> _DIRECTION_: Search the records that follow and extract every line containing the string "Дата".

--- begin SUPPLIED DATA ---

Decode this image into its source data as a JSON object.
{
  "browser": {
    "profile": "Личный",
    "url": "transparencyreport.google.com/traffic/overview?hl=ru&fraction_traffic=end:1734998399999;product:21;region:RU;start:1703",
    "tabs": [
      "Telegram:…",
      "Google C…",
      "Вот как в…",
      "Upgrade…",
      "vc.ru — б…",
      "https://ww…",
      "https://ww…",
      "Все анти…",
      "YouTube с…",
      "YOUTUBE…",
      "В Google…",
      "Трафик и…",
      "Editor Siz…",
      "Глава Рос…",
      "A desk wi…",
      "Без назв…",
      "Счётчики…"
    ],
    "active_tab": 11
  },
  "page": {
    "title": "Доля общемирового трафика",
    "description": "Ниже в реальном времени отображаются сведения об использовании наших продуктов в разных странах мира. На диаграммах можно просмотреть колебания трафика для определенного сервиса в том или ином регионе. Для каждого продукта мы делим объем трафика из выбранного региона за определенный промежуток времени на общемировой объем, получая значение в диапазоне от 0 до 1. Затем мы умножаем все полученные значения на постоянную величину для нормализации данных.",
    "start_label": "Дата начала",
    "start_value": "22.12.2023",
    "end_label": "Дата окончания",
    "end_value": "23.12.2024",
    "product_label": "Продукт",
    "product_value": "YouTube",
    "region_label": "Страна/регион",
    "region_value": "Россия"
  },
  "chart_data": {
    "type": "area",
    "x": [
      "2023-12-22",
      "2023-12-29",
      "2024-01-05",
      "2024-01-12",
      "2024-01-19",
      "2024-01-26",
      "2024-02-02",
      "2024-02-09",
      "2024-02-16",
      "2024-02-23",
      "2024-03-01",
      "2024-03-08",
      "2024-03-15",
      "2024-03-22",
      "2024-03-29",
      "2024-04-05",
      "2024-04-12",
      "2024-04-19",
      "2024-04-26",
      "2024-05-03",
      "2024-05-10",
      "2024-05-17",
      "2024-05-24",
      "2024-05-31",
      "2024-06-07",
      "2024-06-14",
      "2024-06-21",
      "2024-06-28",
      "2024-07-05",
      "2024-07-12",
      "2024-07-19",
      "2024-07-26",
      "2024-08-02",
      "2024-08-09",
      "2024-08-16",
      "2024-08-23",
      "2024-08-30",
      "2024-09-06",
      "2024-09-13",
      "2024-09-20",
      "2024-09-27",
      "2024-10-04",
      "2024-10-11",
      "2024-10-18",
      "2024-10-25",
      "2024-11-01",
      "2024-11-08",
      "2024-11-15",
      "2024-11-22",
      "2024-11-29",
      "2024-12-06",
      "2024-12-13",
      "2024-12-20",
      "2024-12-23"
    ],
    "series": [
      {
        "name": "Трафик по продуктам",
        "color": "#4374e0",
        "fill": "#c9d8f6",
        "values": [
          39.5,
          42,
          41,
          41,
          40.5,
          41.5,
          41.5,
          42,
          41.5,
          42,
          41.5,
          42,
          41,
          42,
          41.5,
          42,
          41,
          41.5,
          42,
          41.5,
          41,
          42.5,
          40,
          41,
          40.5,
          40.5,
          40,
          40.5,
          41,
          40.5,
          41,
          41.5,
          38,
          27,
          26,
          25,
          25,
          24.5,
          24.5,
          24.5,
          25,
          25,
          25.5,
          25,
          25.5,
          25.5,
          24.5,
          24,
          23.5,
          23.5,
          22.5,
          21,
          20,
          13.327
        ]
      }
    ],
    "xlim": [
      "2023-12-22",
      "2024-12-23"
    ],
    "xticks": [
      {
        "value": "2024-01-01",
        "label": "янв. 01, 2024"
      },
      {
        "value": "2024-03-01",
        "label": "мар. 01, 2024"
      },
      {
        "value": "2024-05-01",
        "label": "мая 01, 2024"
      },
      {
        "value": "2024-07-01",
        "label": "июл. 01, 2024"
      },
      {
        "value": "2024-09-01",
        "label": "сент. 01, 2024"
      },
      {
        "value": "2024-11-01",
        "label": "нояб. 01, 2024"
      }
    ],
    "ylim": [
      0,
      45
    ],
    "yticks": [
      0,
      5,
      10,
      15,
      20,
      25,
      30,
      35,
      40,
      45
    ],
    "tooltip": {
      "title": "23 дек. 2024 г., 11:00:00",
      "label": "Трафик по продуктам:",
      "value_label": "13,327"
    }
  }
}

--- end SUPPLIED DATA ---

> _FULL SOLUTION_:
    "start_label": "Дата начала",
    "end_label": "Дата окончания",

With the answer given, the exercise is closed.